◆ **Goal**
Locate all lines with the word "text" and copy them out.

◆ **Working data**
>> Begin

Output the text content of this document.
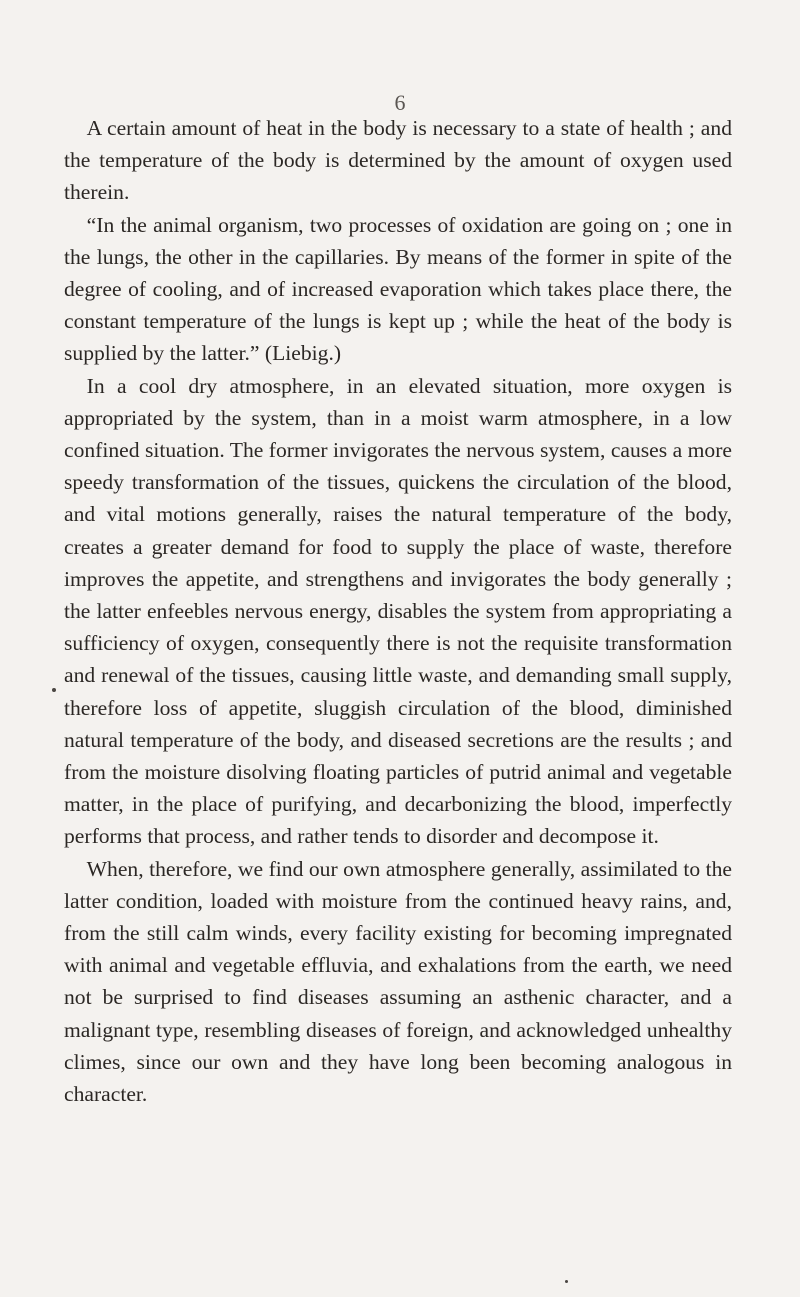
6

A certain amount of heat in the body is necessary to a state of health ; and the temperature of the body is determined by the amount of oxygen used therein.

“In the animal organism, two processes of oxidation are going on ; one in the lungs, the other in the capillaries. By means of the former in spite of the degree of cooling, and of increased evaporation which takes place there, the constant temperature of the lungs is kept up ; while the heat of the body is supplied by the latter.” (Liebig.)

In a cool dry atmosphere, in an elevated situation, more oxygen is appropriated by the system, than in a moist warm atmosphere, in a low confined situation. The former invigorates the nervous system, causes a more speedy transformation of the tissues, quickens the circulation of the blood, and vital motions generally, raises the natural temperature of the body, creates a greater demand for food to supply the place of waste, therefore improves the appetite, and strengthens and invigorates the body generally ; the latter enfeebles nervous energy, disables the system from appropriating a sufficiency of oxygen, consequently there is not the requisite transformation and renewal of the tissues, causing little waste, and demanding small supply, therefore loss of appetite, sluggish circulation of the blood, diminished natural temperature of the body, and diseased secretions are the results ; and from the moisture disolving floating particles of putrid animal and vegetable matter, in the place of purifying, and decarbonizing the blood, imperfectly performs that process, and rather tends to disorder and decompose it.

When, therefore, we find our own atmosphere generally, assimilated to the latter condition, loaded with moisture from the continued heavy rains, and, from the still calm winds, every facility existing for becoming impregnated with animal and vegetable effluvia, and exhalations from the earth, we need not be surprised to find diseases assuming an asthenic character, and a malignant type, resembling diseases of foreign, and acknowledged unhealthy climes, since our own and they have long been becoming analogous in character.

>> End
>> Begin

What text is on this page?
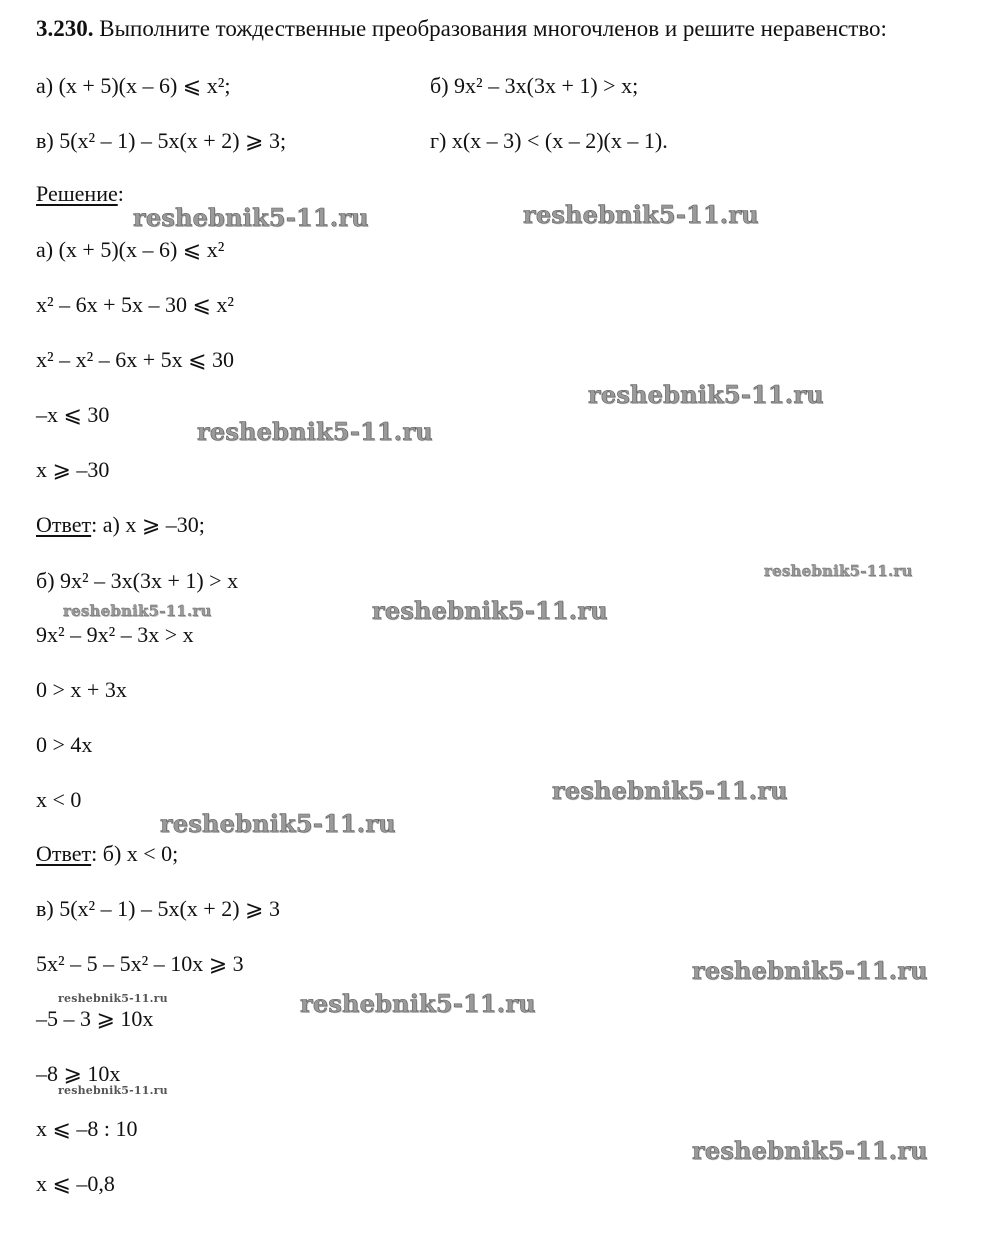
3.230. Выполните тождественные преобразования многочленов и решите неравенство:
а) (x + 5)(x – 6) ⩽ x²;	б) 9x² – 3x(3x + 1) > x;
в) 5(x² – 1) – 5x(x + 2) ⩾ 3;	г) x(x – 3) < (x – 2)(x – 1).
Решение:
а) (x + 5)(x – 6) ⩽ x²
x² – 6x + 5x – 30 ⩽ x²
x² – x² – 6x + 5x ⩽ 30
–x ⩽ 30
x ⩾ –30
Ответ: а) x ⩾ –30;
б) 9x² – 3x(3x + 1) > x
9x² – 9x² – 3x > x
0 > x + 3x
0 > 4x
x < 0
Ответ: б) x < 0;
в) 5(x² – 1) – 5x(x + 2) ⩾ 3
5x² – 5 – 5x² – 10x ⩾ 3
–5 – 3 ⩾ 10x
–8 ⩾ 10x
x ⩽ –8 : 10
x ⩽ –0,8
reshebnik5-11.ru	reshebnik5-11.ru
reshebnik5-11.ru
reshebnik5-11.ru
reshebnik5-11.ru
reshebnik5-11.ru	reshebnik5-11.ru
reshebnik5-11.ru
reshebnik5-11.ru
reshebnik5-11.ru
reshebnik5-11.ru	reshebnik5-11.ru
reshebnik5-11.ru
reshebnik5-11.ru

>> End

◆ **Completed task**
Output the text content of this document.
What text is on this page?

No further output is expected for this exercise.